* [WHAT IS EXPECTED]
In the records below, locate the line containing "What text is on this page?", then output that line and all later lines exactly, through the last one.

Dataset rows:
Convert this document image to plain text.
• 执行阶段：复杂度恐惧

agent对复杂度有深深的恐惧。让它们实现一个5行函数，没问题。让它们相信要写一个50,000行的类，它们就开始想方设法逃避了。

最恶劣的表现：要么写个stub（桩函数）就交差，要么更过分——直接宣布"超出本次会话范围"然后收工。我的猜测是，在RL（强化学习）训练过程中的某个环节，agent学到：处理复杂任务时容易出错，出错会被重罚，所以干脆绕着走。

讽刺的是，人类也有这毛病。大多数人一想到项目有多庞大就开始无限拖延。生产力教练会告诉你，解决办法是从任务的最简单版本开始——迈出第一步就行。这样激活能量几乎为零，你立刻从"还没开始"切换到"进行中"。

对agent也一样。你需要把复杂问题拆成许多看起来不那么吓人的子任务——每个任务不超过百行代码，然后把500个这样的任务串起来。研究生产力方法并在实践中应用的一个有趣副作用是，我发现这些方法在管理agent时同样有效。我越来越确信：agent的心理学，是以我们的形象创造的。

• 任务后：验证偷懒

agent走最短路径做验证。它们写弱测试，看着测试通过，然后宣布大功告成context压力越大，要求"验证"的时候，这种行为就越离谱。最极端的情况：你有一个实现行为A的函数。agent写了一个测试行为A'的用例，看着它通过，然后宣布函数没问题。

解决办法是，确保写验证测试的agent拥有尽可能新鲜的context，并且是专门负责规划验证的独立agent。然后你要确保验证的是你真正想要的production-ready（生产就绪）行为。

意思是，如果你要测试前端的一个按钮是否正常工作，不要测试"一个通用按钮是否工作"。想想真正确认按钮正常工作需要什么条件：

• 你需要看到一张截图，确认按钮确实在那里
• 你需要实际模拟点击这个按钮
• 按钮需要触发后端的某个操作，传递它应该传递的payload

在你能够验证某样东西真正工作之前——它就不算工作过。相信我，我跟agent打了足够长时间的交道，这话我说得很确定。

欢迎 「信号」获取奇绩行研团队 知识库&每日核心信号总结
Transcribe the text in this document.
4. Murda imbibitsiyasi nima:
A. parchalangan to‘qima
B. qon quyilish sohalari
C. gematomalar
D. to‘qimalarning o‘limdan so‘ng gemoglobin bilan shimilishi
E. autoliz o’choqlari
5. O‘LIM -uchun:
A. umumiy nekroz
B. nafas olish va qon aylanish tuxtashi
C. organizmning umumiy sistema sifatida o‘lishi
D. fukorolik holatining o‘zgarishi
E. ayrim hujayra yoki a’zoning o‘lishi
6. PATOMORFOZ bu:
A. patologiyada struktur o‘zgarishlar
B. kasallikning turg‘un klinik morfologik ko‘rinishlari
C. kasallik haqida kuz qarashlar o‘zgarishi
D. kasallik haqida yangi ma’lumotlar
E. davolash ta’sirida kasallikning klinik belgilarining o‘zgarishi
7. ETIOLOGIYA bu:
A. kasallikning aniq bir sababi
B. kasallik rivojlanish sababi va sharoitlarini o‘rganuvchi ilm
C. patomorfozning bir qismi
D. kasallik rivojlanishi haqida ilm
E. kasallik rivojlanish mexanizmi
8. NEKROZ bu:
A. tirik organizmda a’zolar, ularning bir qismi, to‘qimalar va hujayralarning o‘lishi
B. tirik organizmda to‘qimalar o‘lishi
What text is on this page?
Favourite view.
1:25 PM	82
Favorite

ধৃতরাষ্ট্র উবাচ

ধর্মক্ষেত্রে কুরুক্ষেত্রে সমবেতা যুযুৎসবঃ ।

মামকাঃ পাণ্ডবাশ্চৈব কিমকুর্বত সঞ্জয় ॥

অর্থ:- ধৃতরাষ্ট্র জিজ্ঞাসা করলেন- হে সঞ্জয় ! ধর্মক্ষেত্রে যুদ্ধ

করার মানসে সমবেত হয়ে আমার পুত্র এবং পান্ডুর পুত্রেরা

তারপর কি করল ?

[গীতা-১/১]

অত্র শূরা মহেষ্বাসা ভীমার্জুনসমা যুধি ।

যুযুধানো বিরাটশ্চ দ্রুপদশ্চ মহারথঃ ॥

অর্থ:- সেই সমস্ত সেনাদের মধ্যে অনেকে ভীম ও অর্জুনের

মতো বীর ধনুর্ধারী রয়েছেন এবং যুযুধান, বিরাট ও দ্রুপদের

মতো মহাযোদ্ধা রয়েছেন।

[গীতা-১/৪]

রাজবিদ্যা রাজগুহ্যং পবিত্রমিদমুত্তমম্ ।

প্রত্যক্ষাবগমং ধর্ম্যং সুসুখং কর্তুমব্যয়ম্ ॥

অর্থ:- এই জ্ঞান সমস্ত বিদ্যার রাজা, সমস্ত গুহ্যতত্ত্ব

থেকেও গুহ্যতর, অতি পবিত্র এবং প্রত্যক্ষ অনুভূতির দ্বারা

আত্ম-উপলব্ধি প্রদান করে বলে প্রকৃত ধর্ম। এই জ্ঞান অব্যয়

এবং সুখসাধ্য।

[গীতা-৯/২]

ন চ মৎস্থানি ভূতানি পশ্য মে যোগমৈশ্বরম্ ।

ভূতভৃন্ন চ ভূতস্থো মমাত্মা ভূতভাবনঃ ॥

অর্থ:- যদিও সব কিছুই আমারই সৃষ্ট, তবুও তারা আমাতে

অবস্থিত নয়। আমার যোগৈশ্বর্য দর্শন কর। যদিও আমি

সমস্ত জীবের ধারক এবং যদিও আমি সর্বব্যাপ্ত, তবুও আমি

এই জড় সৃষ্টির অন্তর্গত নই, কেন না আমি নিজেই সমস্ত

* [SOLUTION]
What text is on this page?
Favourite view.
1:25 PM	82
Favorite

ধৃতরাষ্ট্র উবাচ

ধর্মক্ষেত্রে কুরুক্ষেত্রে সমবেতা যুযুৎসবঃ ।

মামকাঃ পাণ্ডবাশ্চৈব কিমকুর্বত সঞ্জয় ॥

অর্থ:- ধৃতরাষ্ট্র জিজ্ঞাসা করলেন- হে সঞ্জয় ! ধর্মক্ষেত্রে যুদ্ধ

করার মানসে সমবেত হয়ে আমার পুত্র এবং পান্ডুর পুত্রেরা

তারপর কি করল ?

[গীতা-১/১]

অত্র শূরা মহেষ্বাসা ভীমার্জুনসমা যুধি ।

যুযুধানো বিরাটশ্চ দ্রুপদশ্চ মহারথঃ ॥

অর্থ:- সেই সমস্ত সেনাদের মধ্যে অনেকে ভীম ও অর্জুনের

মতো বীর ধনুর্ধারী রয়েছেন এবং যুযুধান, বিরাট ও দ্রুপদের

মতো মহাযোদ্ধা রয়েছেন।

[গীতা-১/৪]

রাজবিদ্যা রাজগুহ্যং পবিত্রমিদমুত্তমম্ ।

প্রত্যক্ষাবগমং ধর্ম্যং সুসুখং কর্তুমব্যয়ম্ ॥

অর্থ:- এই জ্ঞান সমস্ত বিদ্যার রাজা, সমস্ত গুহ্যতত্ত্ব

থেকেও গুহ্যতর, অতি পবিত্র এবং প্রত্যক্ষ অনুভূতির দ্বারা

আত্ম-উপলব্ধি প্রদান করে বলে প্রকৃত ধর্ম। এই জ্ঞান অব্যয়

এবং সুখসাধ্য।

[গীতা-৯/২]

ন চ মৎস্থানি ভূতানি পশ্য মে যোগমৈশ্বরম্ ।

ভূতভৃন্ন চ ভূতস্থো মমাত্মা ভূতভাবনঃ ॥

অর্থ:- যদিও সব কিছুই আমারই সৃষ্ট, তবুও তারা আমাতে

অবস্থিত নয়। আমার যোগৈশ্বর্য দর্শন কর। যদিও আমি

সমস্ত জীবের ধারক এবং যদিও আমি সর্বব্যাপ্ত, তবুও আমি

এই জড় সৃষ্টির অন্তর্গত নই, কেন না আমি নিজেই সমস্ত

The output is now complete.